Records from a collection of figures
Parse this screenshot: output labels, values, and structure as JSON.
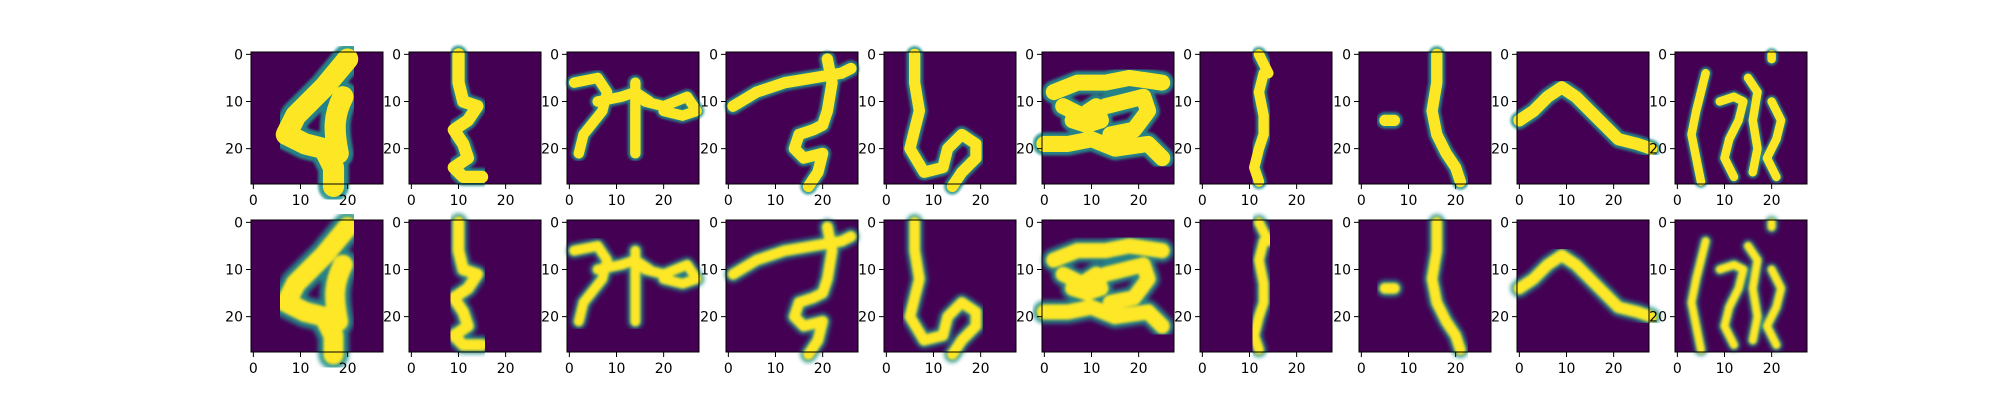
{
  "figure": {
    "background": "#ffffff",
    "colormap": {
      "name": "viridis",
      "low": "#440154",
      "mid": "#21918c",
      "high": "#fde725"
    }
  },
  "chart_data": {
    "type": "heatmap",
    "layout": {
      "rows": 2,
      "cols": 10
    },
    "row_roles": [
      "original",
      "reconstruction"
    ],
    "image_size": [
      28,
      28
    ],
    "xlim": [
      0,
      27
    ],
    "ylim": [
      27,
      0
    ],
    "xticks": [
      0,
      10,
      20
    ],
    "yticks": [
      0,
      10,
      20
    ],
    "xtick_labels": [
      "0",
      "10",
      "20"
    ],
    "ytick_labels": [
      "0",
      "10",
      "20"
    ],
    "grid": false,
    "legend": "none",
    "glyphs": [
      "ki-like",
      "ko-like",
      "ya-like",
      "su-like",
      "shi-like",
      "ho-like",
      "ri-like",
      "i-like",
      "he-like",
      "ne-like"
    ]
  }
}
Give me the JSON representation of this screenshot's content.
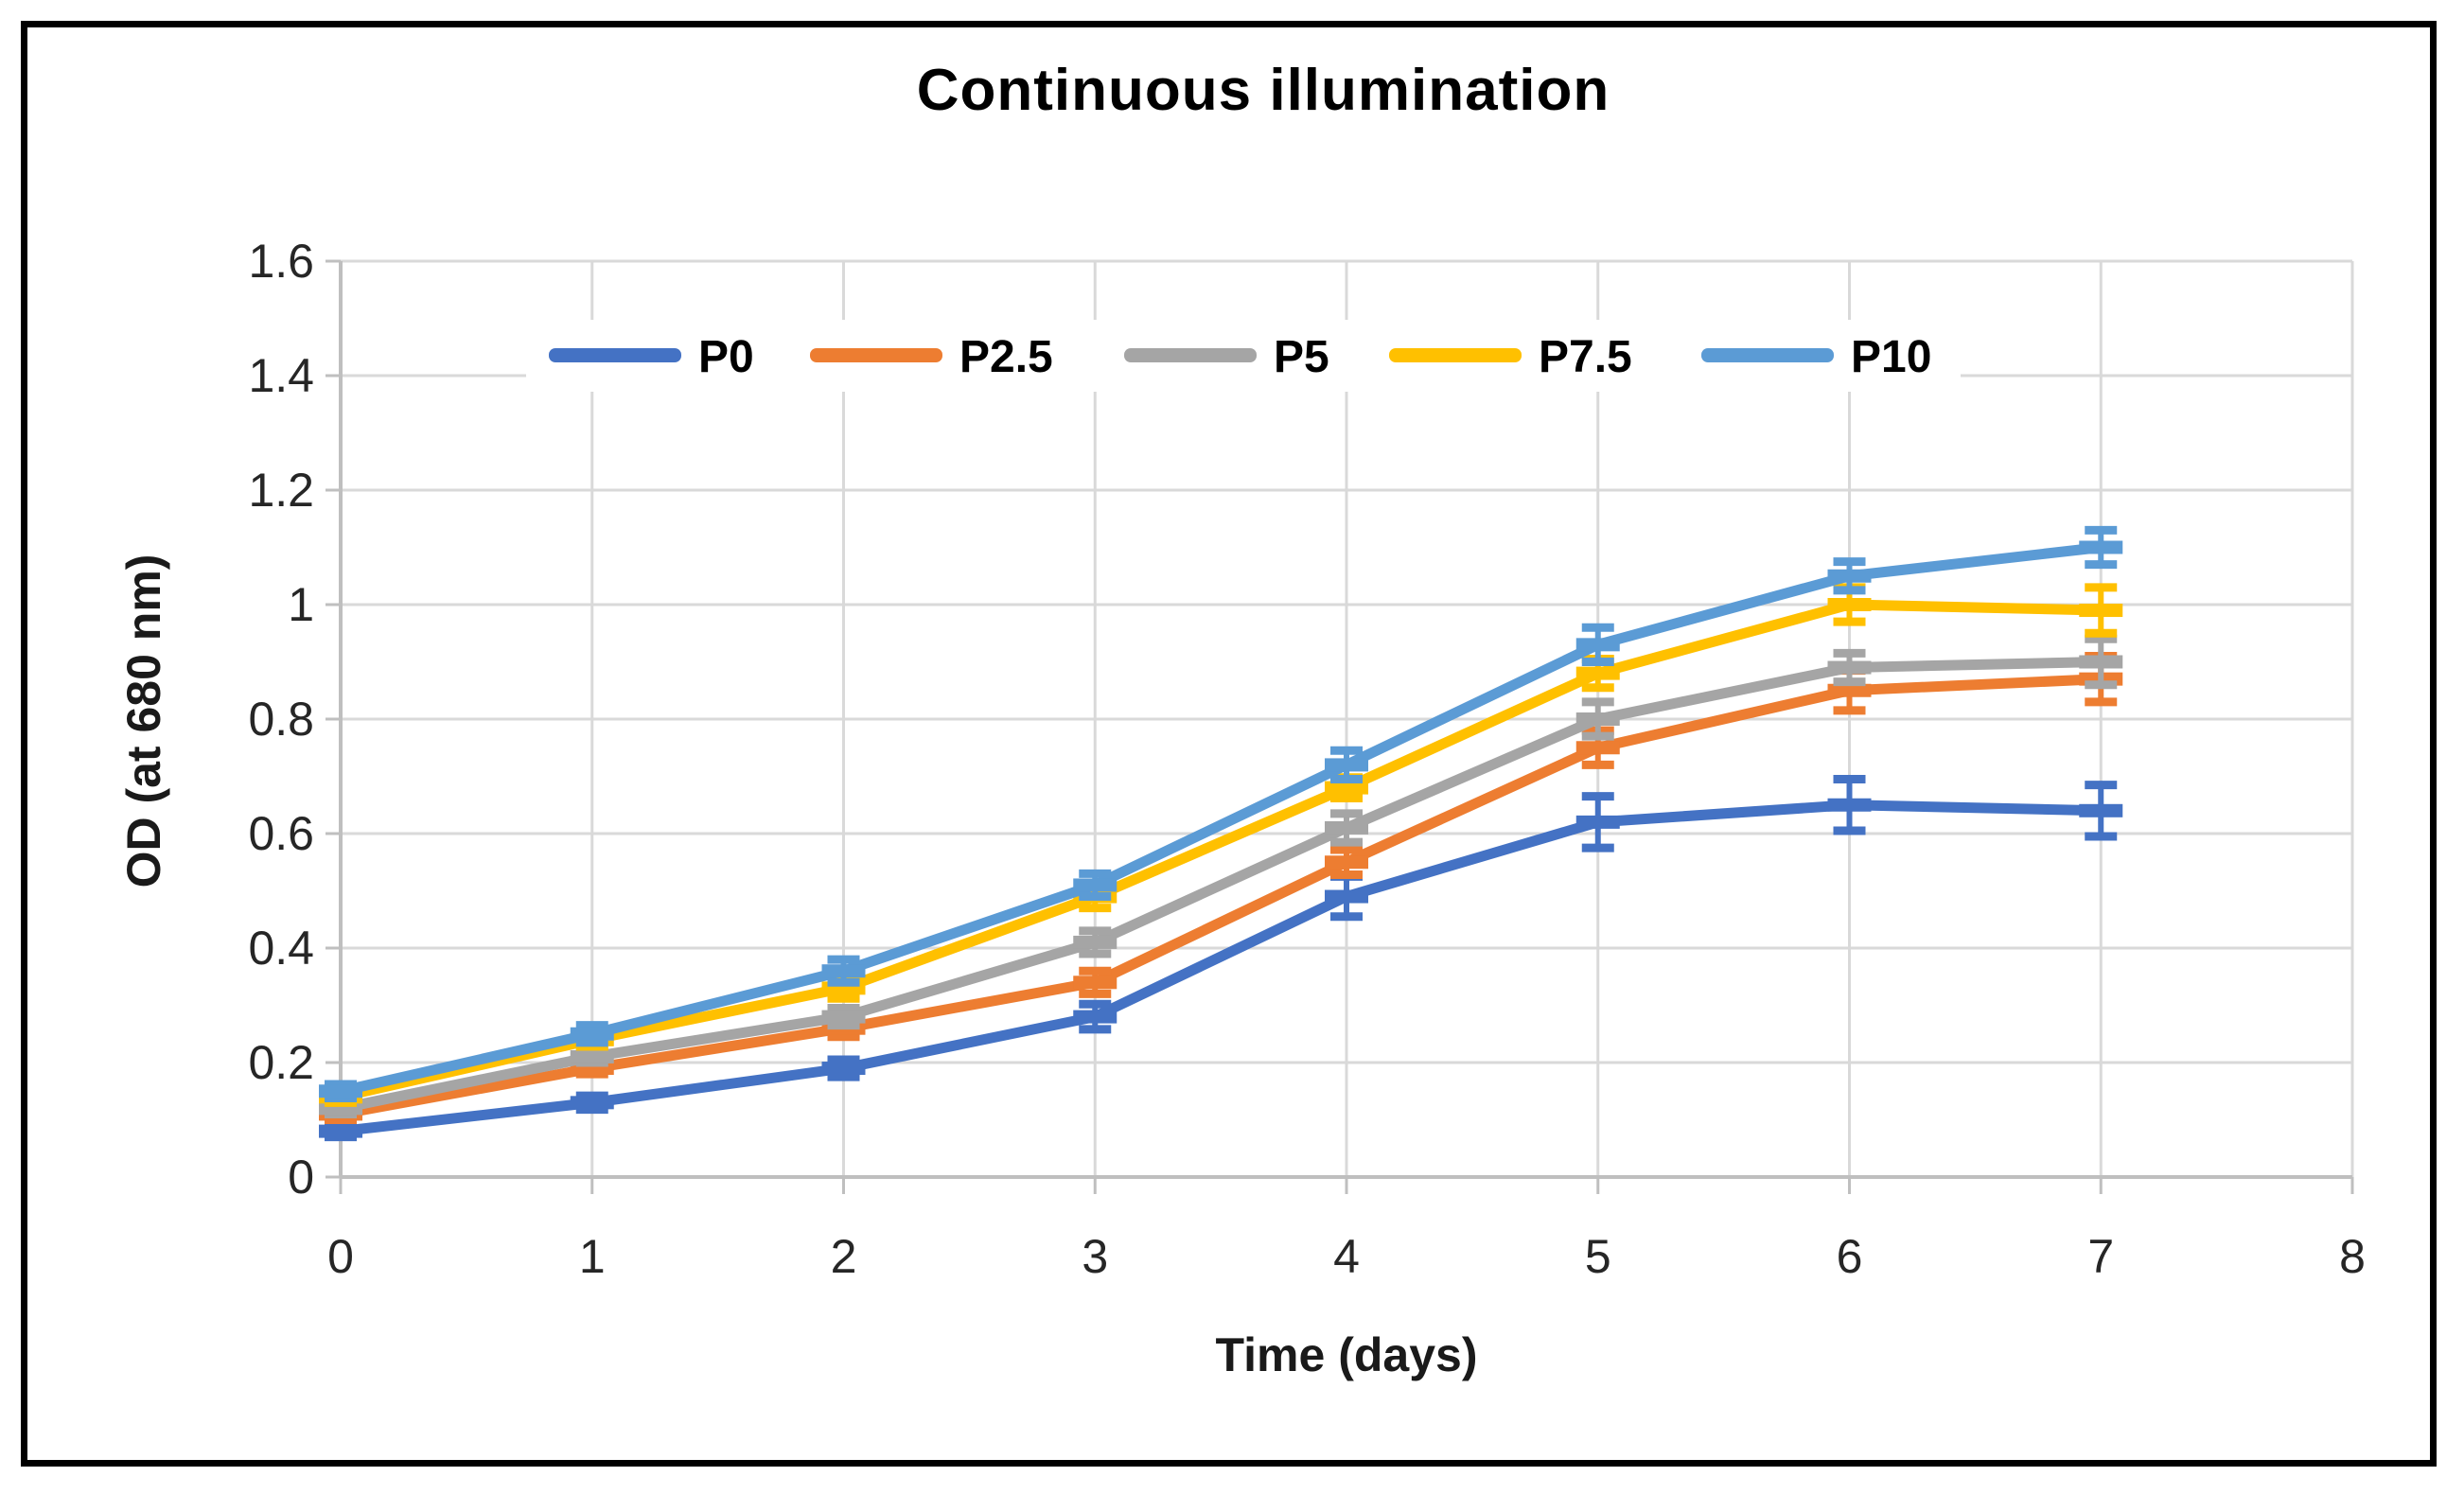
{
  "figure": {
    "background": "#ffffff",
    "border_color": "#000000"
  },
  "chart_data": {
    "type": "line",
    "title": "Continuous illumination",
    "xlabel": "Time (days)",
    "ylabel": "OD (at 680 nm)",
    "x": [
      0,
      1,
      2,
      3,
      4,
      5,
      6,
      7
    ],
    "xlim": [
      0,
      8
    ],
    "ylim": [
      0,
      1.6
    ],
    "xticks": [
      "0",
      "1",
      "2",
      "3",
      "4",
      "5",
      "6",
      "7",
      "8"
    ],
    "yticks": [
      "0",
      "0.2",
      "0.4",
      "0.6",
      "0.8",
      "1",
      "1.2",
      "1.4",
      "1.6"
    ],
    "grid": true,
    "legend_position": "top-inside-horizontal",
    "marker_style": "dash",
    "error_bars": true,
    "series": [
      {
        "name": "P0",
        "color": "#4472C4",
        "values": [
          0.08,
          0.13,
          0.19,
          0.28,
          0.49,
          0.62,
          0.65,
          0.64
        ],
        "errors": [
          0.01,
          0.012,
          0.015,
          0.022,
          0.035,
          0.045,
          0.045,
          0.045
        ]
      },
      {
        "name": "P2.5",
        "color": "#ED7D31",
        "values": [
          0.11,
          0.19,
          0.26,
          0.34,
          0.55,
          0.75,
          0.85,
          0.87
        ],
        "errors": [
          0.01,
          0.01,
          0.015,
          0.02,
          0.022,
          0.03,
          0.035,
          0.04
        ]
      },
      {
        "name": "P5",
        "color": "#A5A5A5",
        "values": [
          0.12,
          0.21,
          0.28,
          0.41,
          0.61,
          0.8,
          0.89,
          0.9
        ],
        "errors": [
          0.01,
          0.01,
          0.015,
          0.02,
          0.025,
          0.03,
          0.025,
          0.04
        ]
      },
      {
        "name": "P7.5",
        "color": "#FFC000",
        "values": [
          0.14,
          0.24,
          0.33,
          0.49,
          0.68,
          0.88,
          1.0,
          0.99
        ],
        "errors": [
          0.01,
          0.012,
          0.018,
          0.02,
          0.018,
          0.025,
          0.03,
          0.04
        ]
      },
      {
        "name": "P10",
        "color": "#5B9BD5",
        "values": [
          0.15,
          0.25,
          0.36,
          0.51,
          0.72,
          0.93,
          1.05,
          1.1
        ],
        "errors": [
          0.012,
          0.015,
          0.02,
          0.02,
          0.025,
          0.03,
          0.025,
          0.03
        ]
      }
    ],
    "colors": {
      "gridline": "#D9D9D9",
      "axis_line": "#BFBFBF",
      "tick_label": "#262626",
      "title": "#000000"
    }
  }
}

### Written task:
Reproduce the whole listing above word for word, but not its pictures.

### Exercise response:
Parse this screenshot: output labels, values, and structure as JSON.
{
  "figure": {
    "background": "#ffffff",
    "colormap": {
      "name": "viridis",
      "low": "#440154",
      "mid": "#21918c",
      "high": "#fde725"
    }
  },
  "chart_data": {
    "type": "heatmap",
    "layout": {
      "rows": 2,
      "cols": 10
    },
    "row_roles": [
      "original",
      "reconstruction"
    ],
    "image_size": [
      28,
      28
    ],
    "xlim": [
      0,
      27
    ],
    "ylim": [
      27,
      0
    ],
    "xticks": [
      0,
      10,
      20
    ],
    "yticks": [
      0,
      10,
      20
    ],
    "xtick_labels": [
      "0",
      "10",
      "20"
    ],
    "ytick_labels": [
      "0",
      "10",
      "20"
    ],
    "grid": false,
    "legend": "none",
    "glyphs": [
      "ki-like",
      "ko-like",
      "ya-like",
      "su-like",
      "shi-like",
      "ho-like",
      "ri-like",
      "i-like",
      "he-like",
      "ne-like"
    ]
  }
}
Give me the JSON representation of this screenshot's content.
{
  "figure": {
    "background": "#ffffff",
    "border_color": "#000000"
  },
  "chart_data": {
    "type": "line",
    "title": "Continuous illumination",
    "xlabel": "Time (days)",
    "ylabel": "OD (at 680 nm)",
    "x": [
      0,
      1,
      2,
      3,
      4,
      5,
      6,
      7
    ],
    "xlim": [
      0,
      8
    ],
    "ylim": [
      0,
      1.6
    ],
    "xticks": [
      "0",
      "1",
      "2",
      "3",
      "4",
      "5",
      "6",
      "7",
      "8"
    ],
    "yticks": [
      "0",
      "0.2",
      "0.4",
      "0.6",
      "0.8",
      "1",
      "1.2",
      "1.4",
      "1.6"
    ],
    "grid": true,
    "legend_position": "top-inside-horizontal",
    "marker_style": "dash",
    "error_bars": true,
    "series": [
      {
        "name": "P0",
        "color": "#4472C4",
        "values": [
          0.08,
          0.13,
          0.19,
          0.28,
          0.49,
          0.62,
          0.65,
          0.64
        ],
        "errors": [
          0.01,
          0.012,
          0.015,
          0.022,
          0.035,
          0.045,
          0.045,
          0.045
        ]
      },
      {
        "name": "P2.5",
        "color": "#ED7D31",
        "values": [
          0.11,
          0.19,
          0.26,
          0.34,
          0.55,
          0.75,
          0.85,
          0.87
        ],
        "errors": [
          0.01,
          0.01,
          0.015,
          0.02,
          0.022,
          0.03,
          0.035,
          0.04
        ]
      },
      {
        "name": "P5",
        "color": "#A5A5A5",
        "values": [
          0.12,
          0.21,
          0.28,
          0.41,
          0.61,
          0.8,
          0.89,
          0.9
        ],
        "errors": [
          0.01,
          0.01,
          0.015,
          0.02,
          0.025,
          0.03,
          0.025,
          0.04
        ]
      },
      {
        "name": "P7.5",
        "color": "#FFC000",
        "values": [
          0.14,
          0.24,
          0.33,
          0.49,
          0.68,
          0.88,
          1.0,
          0.99
        ],
        "errors": [
          0.01,
          0.012,
          0.018,
          0.02,
          0.018,
          0.025,
          0.03,
          0.04
        ]
      },
      {
        "name": "P10",
        "color": "#5B9BD5",
        "values": [
          0.15,
          0.25,
          0.36,
          0.51,
          0.72,
          0.93,
          1.05,
          1.1
        ],
        "errors": [
          0.012,
          0.015,
          0.02,
          0.02,
          0.025,
          0.03,
          0.025,
          0.03
        ]
      }
    ],
    "colors": {
      "gridline": "#D9D9D9",
      "axis_line": "#BFBFBF",
      "tick_label": "#262626",
      "title": "#000000"
    }
  }
}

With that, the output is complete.